■ YOUR INSTRUCTIONS:
Return the complete listing that follows, with each line reproduced exactly.

■ SUPPLIED RECORDS:
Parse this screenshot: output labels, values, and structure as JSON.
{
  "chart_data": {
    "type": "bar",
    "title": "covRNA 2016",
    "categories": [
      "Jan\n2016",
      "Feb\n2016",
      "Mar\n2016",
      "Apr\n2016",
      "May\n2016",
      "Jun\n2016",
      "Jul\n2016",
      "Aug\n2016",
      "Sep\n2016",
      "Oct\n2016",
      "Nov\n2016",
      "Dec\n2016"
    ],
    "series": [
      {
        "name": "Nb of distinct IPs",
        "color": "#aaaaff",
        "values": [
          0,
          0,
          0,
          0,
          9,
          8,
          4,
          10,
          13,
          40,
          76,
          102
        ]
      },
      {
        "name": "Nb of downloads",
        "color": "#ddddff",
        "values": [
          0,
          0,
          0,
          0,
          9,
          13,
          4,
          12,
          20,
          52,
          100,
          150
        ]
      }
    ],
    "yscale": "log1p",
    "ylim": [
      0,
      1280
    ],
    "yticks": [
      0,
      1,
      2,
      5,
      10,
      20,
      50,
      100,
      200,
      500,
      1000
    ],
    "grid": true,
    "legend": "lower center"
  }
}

■ EXERCISE ANSWER:
Parse this screenshot: output labels, values, and structure as JSON.
{
  "chart_data": {
    "type": "bar",
    "title": "covRNA 2016",
    "categories": [
      "Jan\n2016",
      "Feb\n2016",
      "Mar\n2016",
      "Apr\n2016",
      "May\n2016",
      "Jun\n2016",
      "Jul\n2016",
      "Aug\n2016",
      "Sep\n2016",
      "Oct\n2016",
      "Nov\n2016",
      "Dec\n2016"
    ],
    "series": [
      {
        "name": "Nb of distinct IPs",
        "color": "#aaaaff",
        "values": [
          0,
          0,
          0,
          0,
          9,
          8,
          4,
          10,
          13,
          40,
          76,
          102
        ]
      },
      {
        "name": "Nb of downloads",
        "color": "#ddddff",
        "values": [
          0,
          0,
          0,
          0,
          9,
          13,
          4,
          12,
          20,
          52,
          100,
          150
        ]
      }
    ],
    "yscale": "log1p",
    "ylim": [
      0,
      1280
    ],
    "yticks": [
      0,
      1,
      2,
      5,
      10,
      20,
      50,
      100,
      200,
      500,
      1000
    ],
    "grid": true,
    "legend": "lower center"
  }
}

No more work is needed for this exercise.